▶ PROMPT
Turn every line of the records below into a numbered list, skipping blank lines and leaving out the pictures.

** start of TASK DATA **

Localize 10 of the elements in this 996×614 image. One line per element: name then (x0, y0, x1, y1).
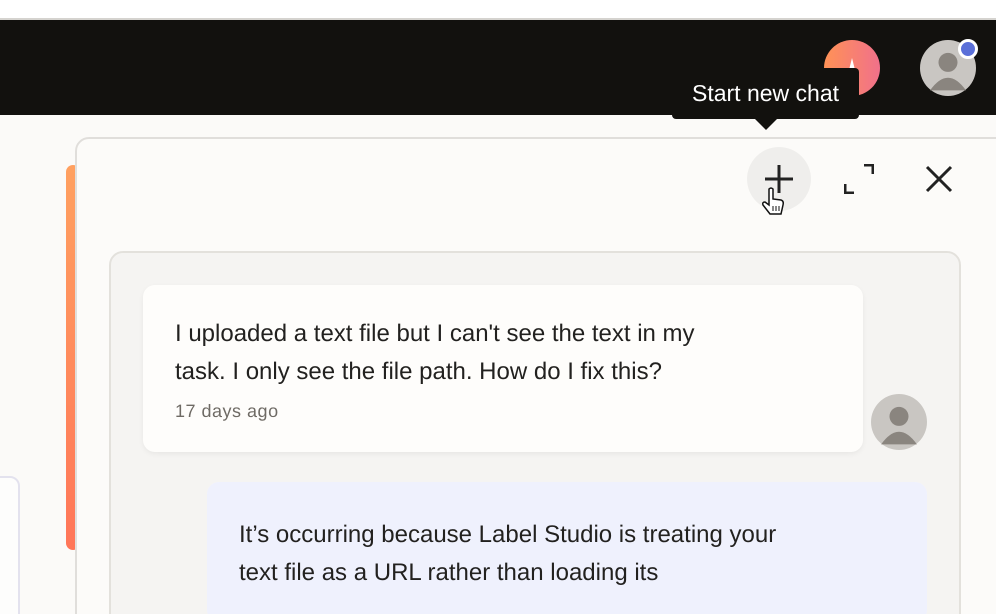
message-time: 17 days ago (175, 401, 280, 422)
user-avatar (871, 394, 927, 450)
pointer-cursor-icon (761, 187, 785, 217)
plus-icon (763, 163, 795, 195)
tooltip: Start new chat (672, 68, 860, 130)
user-avatar (920, 40, 976, 96)
message-text: It’s occurring because Label Studio is treating your text file as a URL rather than loading its (239, 520, 778, 588)
message-text: I uploaded a text file but I can't see the text in my task. I only see the file path. How do I fix this? (175, 319, 696, 387)
expand-icon (844, 164, 874, 194)
close-icon (925, 165, 953, 193)
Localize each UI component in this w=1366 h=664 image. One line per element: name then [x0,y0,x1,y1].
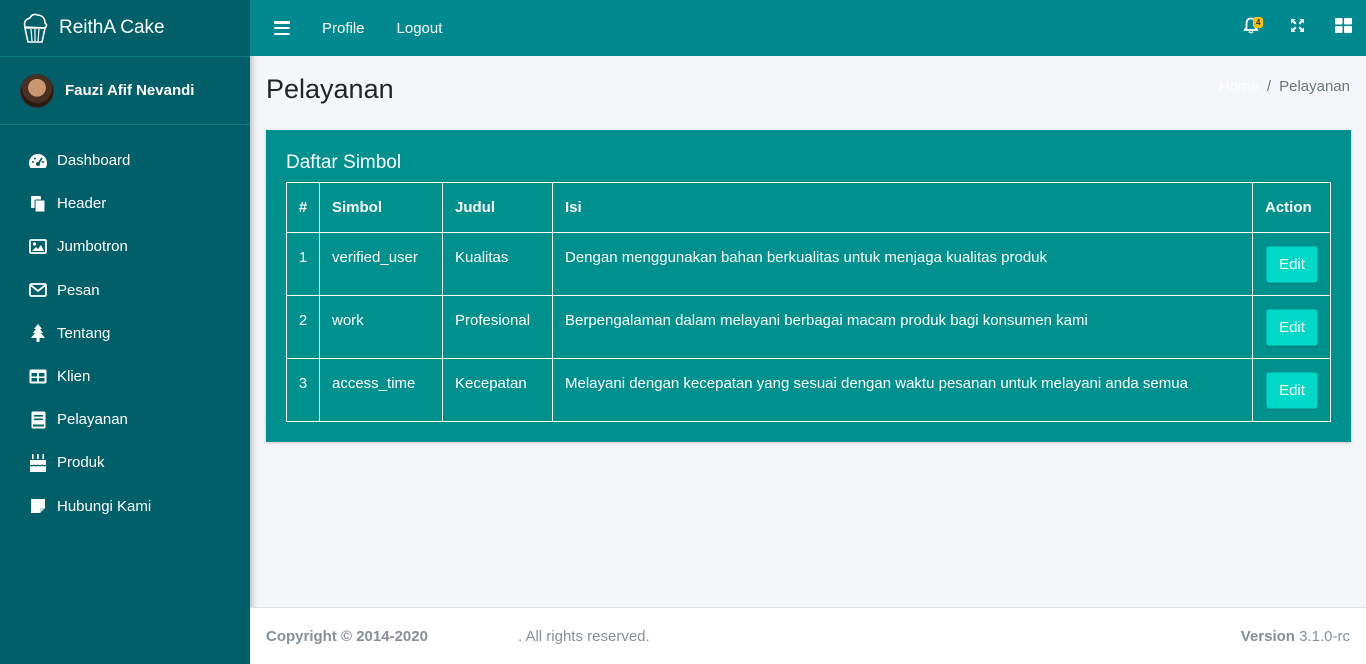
column-header-simbol: Simbol [319,182,443,233]
sidebar-item-label: Produk [57,454,105,472]
cupcake-logo-icon [21,12,49,44]
notification-badge: 4 [1253,17,1264,28]
control-sidebar-button[interactable] [1320,0,1366,56]
brand-name: ReithA Cake [59,17,165,38]
top-navbar: Profile Logout 4 [250,0,1366,56]
row-judul: Kualitas [442,232,553,296]
column-header-action: Action [1252,182,1331,233]
sidebar-nav: Dashboard Header Jumbotron Pesan Tentang [0,125,250,528]
sidebar-item-label: Dashboard [57,152,131,170]
row-simbol: access_time [319,358,443,422]
sidebar-item-label: Pelayanan [57,411,128,429]
book-icon [28,411,48,429]
breadcrumb-current: Pelayanan [1279,78,1350,95]
row-number: 1 [286,232,320,296]
sidebar-item-label: Klien [57,368,91,386]
sidebar-item-label: Hubungi Kami [57,497,152,515]
edit-button[interactable]: Edit [1266,372,1318,409]
row-number: 3 [286,358,320,422]
content-wrapper: Pelayanan Home / Pelayanan Daftar Simbol… [250,56,1366,607]
row-simbol: verified_user [319,232,443,296]
row-isi: Melayani dengan kecepatan yang sesuai de… [552,358,1253,422]
sidebar-item-hubungi-kami[interactable]: Hubungi Kami [0,485,250,528]
row-action-cell: Edit [1252,358,1331,422]
footer: Copyright © 2014-2020 . All rights reserv… [250,607,1366,664]
table-row: 2 work Profesional Berpengalaman dalam m… [286,295,1331,359]
footer-copyright: Copyright © 2014-2020 . All rights reserv… [266,628,650,645]
table-row: 3 access_time Kecepatan Melayani dengan … [286,358,1331,422]
sticky-note-icon [28,497,48,515]
image-icon [28,238,48,256]
table-header-row: # Simbol Judul Isi Action [286,182,1331,233]
row-action-cell: Edit [1252,232,1331,296]
avatar [20,73,54,108]
sidebar-item-label: Jumbotron [57,238,128,256]
sidebar-item-pesan[interactable]: Pesan [0,269,250,312]
table-row: 1 verified_user Kualitas Dengan mengguna… [286,232,1331,296]
sidebar-item-label: Tentang [57,324,111,342]
sidebar-item-produk[interactable]: Produk [0,441,250,484]
sidebar-item-label: Pesan [57,281,100,299]
table-icon [28,368,48,386]
rights-text: . All rights reserved. [517,627,650,645]
row-action-cell: Edit [1252,295,1331,359]
column-header-num: # [286,182,320,233]
breadcrumb-separator: / [1266,78,1272,95]
envelope-icon [28,281,48,299]
row-isi: Berpengalaman dalam melayani berbagai ma… [552,295,1253,359]
breadcrumb-home-link[interactable]: Home [1219,78,1259,95]
edit-button[interactable]: Edit [1266,309,1318,346]
card-title: Daftar Simbol [286,152,402,173]
version-number: 3.1.0-rc [1299,627,1350,645]
sidebar-item-header[interactable]: Header [0,182,250,225]
sidebar-item-tentang[interactable]: Tentang [0,312,250,355]
row-isi: Dengan menggunakan bahan berkualitas unt… [552,232,1253,296]
th-large-icon [1334,18,1352,38]
tachometer-icon [28,152,48,170]
notifications-button[interactable]: 4 [1228,0,1274,56]
menu-toggle-icon[interactable] [274,21,290,35]
row-judul: Kecepatan [442,358,553,422]
simbol-table: # Simbol Judul Isi Action 1 verified_use… [286,182,1331,422]
sidebar-item-jumbotron[interactable]: Jumbotron [0,225,250,268]
footer-version: Version 3.1.0-rc [1241,628,1350,645]
sidebar-item-klien[interactable]: Klien [0,355,250,398]
column-header-isi: Isi [552,182,1253,233]
row-number: 2 [286,295,320,359]
user-panel[interactable]: Fauzi Afif Nevandi [0,57,250,125]
copyright-text: Copyright © 2014-2020 [266,627,428,645]
version-label: Version [1240,627,1295,645]
sidebar-item-label: Header [57,195,107,213]
edit-button[interactable]: Edit [1266,246,1318,283]
birthday-cake-icon [28,453,48,472]
sidebar: ReithA Cake Fauzi Afif Nevandi Dashboard… [0,0,250,664]
row-simbol: work [319,295,443,359]
user-name: Fauzi Afif Nevandi [65,82,195,99]
logout-link[interactable]: Logout [397,20,443,37]
sidebar-item-pelayanan[interactable]: Pelayanan [0,398,250,441]
top-right-controls: 4 [1228,0,1366,56]
row-judul: Profesional [442,295,553,359]
expand-arrows-icon [1290,18,1305,38]
tree-icon [28,324,48,343]
page-title: Pelayanan [266,74,394,104]
profile-link[interactable]: Profile [322,20,365,37]
daftar-simbol-card: Daftar Simbol # Simbol Judul Isi Action … [266,130,1351,442]
fullscreen-button[interactable] [1274,0,1320,56]
brand-link[interactable]: ReithA Cake [0,0,250,57]
breadcrumb: Home / Pelayanan [1219,78,1350,95]
column-header-judul: Judul [442,182,553,233]
copy-icon [28,195,48,213]
sidebar-item-dashboard[interactable]: Dashboard [0,139,250,182]
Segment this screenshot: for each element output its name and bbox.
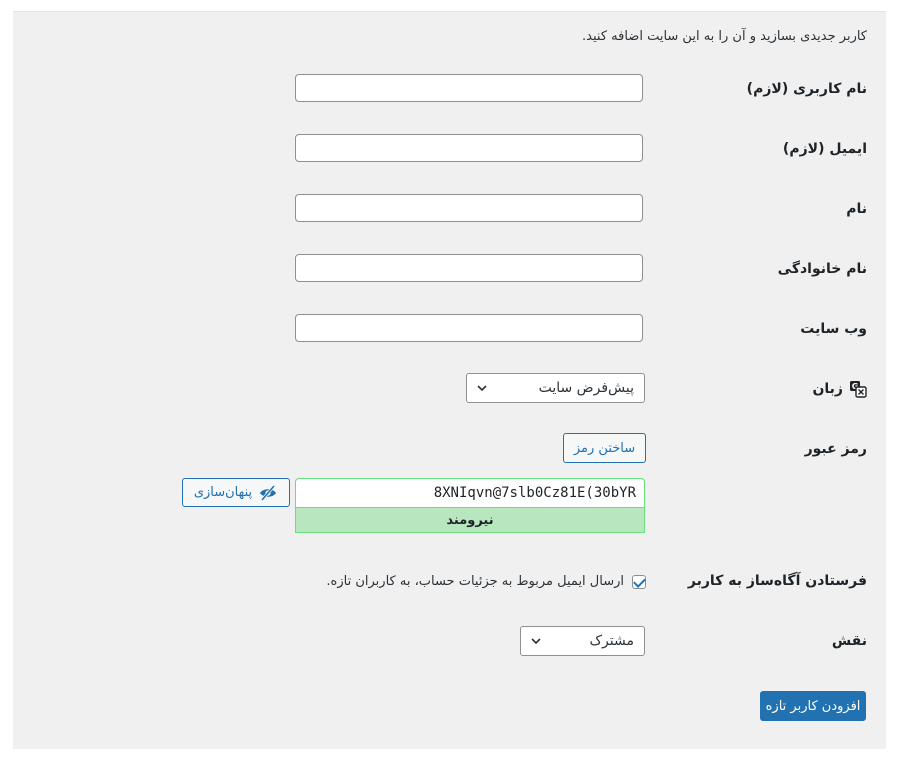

** end of TASK DATA **

▶ FULL OUTPUT
1. Localize 10 of the elements in this 996×614 image. One line per element: name then (x0, y0, x1, y1).
2. message-time: 17 days ago (175, 401, 280, 422)
3. user-avatar (871, 394, 927, 450)
4. pointer-cursor-icon (761, 187, 785, 217)
5. plus-icon (763, 163, 795, 195)
6. tooltip: Start new chat (672, 68, 860, 130)
7. user-avatar (920, 40, 976, 96)
8. message-text: It’s occurring because Label Studio is treating your text file as a URL rather than loading its (239, 520, 778, 588)
9. message-text: I uploaded a text file but I can't see the text in my task. I only see the file path. How do I fix this? (175, 319, 696, 387)
10. expand-icon (844, 164, 874, 194)
11. close-icon (925, 165, 953, 193)
12. Localize each UI component in this w=1366 h=664 image. One line per element: name then [x0,y0,x1,y1].
13. column-header-simbol: Simbol [319,182,443,233]
14. sidebar-item-label: Produk [57,454,105,472]
15. cupcake-logo-icon [21,12,49,44]
16. notification-badge: 4 [1253,17,1264,28]
17. control-sidebar-button[interactable] [1320,0,1366,56]
18. brand-name: ReithA Cake [59,17,165,38]
19. top-navbar: Profile Logout 4 [250,0,1366,56]
20. row-judul: Kualitas [442,232,553,296]
21. column-header-action: Action [1252,182,1331,233]
22. sidebar-nav: Dashboard Header Jumbotron Pesan Tentang [0,125,250,528]
23. sidebar-item-label: Dashboard [57,152,131,170]
24. row-simbol: access_time [319,358,443,422]
25. sidebar-item-label: Pelayanan [57,411,128,429]
26. book-icon [28,411,48,429]
27. breadcrumb-current: Pelayanan [1279,78,1350,95]
28. row-number: 1 [286,232,320,296]
29. sidebar-item-label: Klien [57,368,91,386]
30. sidebar-item-label: Hubungi Kami [57,497,152,515]
31. edit-button[interactable]: Edit [1266,372,1318,409]
32. row-number: 3 [286,358,320,422]
33. content-wrapper: Pelayanan Home / Pelayanan Daftar Simbol… [250,56,1366,607]
34. row-simbol: verified_user [319,232,443,296]
35. row-isi: Melayani dengan kecepatan yang sesuai de… [552,358,1253,422]
36. sidebar-item-hubungi-kami[interactable]: Hubungi Kami [0,485,250,528]
37. row-action-cell: Edit [1252,358,1331,422]
38. footer: Copyright © 2014-2020 . All rights reserv… [250,607,1366,664]
39. table-row: 2 work Profesional Berpengalaman dalam m… [286,295,1331,359]
40. footer-copyright: Copyright © 2014-2020 . All rights reserv… [266,628,650,645]
41. table-row: 3 access_time Kecepatan Melayani dengan … [286,358,1331,422]
42. sticky-note-icon [28,497,48,515]
43. image-icon [28,238,48,256]
44. table-header-row: # Simbol Judul Isi Action [286,182,1331,233]
45. row-action-cell: Edit [1252,232,1331,296]
46. avatar [20,73,54,108]
47. sidebar-item-label: Jumbotron [57,238,128,256]
48. sidebar-item-pesan[interactable]: Pesan [0,269,250,312]
49. table-row: 1 verified_user Kualitas Dengan mengguna… [286,232,1331,296]
50. sidebar-item-label: Tentang [57,324,111,342]
51. sidebar-item-produk[interactable]: Produk [0,441,250,484]
52. sidebar-item-label: Pesan [57,281,100,299]
53. table-icon [28,368,48,386]
54. rights-text: . All rights reserved. [517,627,650,645]
55. row-action-cell: Edit [1252,295,1331,359]
56. column-header-num: # [286,182,320,233]
57. breadcrumb-separator: / [1266,78,1272,95]
58. envelope-icon [28,281,48,299]
59. row-isi: Berpengalaman dalam melayani berbagai ma… [552,295,1253,359]
60. breadcrumb-home-link[interactable]: Home [1219,78,1259,95]
61. edit-button[interactable]: Edit [1266,309,1318,346]
62. card-title: Daftar Simbol [286,152,402,173]
63. version-number: 3.1.0-rc [1299,627,1350,645]
64. sidebar-item-header[interactable]: Header [0,182,250,225]
65. sidebar-item-tentang[interactable]: Tentang [0,312,250,355]
66. row-isi: Dengan menggunakan bahan berkualitas unt… [552,232,1253,296]
67. th-large-icon [1334,18,1352,38]
68. tachometer-icon [28,152,48,170]
69. notifications-button[interactable]: 4 [1228,0,1274,56]
70. menu-toggle-icon[interactable] [274,21,290,35]
71. row-judul: Kecepatan [442,358,553,422]
72. simbol-table: # Simbol Judul Isi Action 1 verified_use… [286,182,1331,422]
73. sidebar-item-jumbotron[interactable]: Jumbotron [0,225,250,268]
74. footer-version: Version 3.1.0-rc [1241,628,1350,645]
75. sidebar-item-klien[interactable]: Klien [0,355,250,398]
76. column-header-isi: Isi [552,182,1253,233]
77. row-number: 2 [286,295,320,359]
78. user-panel[interactable]: Fauzi Afif Nevandi [0,57,250,125]
79. copyright-text: Copyright © 2014-2020 [266,627,428,645]
80. version-label: Version [1240,627,1295,645]
81. sidebar-item-label: Header [57,195,107,213]
82. edit-button[interactable]: Edit [1266,246,1318,283]
83. birthday-cake-icon [28,453,48,472]
84. sidebar: ReithA Cake Fauzi Afif Nevandi Dashboard… [0,0,250,664]
85. row-simbol: work [319,295,443,359]
86. user-name: Fauzi Afif Nevandi [65,82,195,99]
87. logout-link[interactable]: Logout [397,20,443,37]
88. sidebar-item-pelayanan[interactable]: Pelayanan [0,398,250,441]
89. top-right-controls: 4 [1228,0,1366,56]
90. row-judul: Profesional [442,295,553,359]
91. expand-arrows-icon [1290,18,1305,38]
92. tree-icon [28,324,48,343]
93. page-title: Pelayanan [266,74,394,104]
94. profile-link[interactable]: Profile [322,20,365,37]
95. daftar-simbol-card: Daftar Simbol # Simbol Judul Isi Action … [266,130,1351,442]
96. fullscreen-button[interactable] [1274,0,1320,56]
97. brand-link[interactable]: ReithA Cake [0,0,250,57]
98. breadcrumb: Home / Pelayanan [1219,78,1350,95]
99. column-header-judul: Judul [442,182,553,233]
100. copy-icon [28,195,48,213]
101. sidebar-item-dashboard[interactable]: Dashboard [0,139,250,182]
102. Segment this screenshot: for each element output its name and bbox.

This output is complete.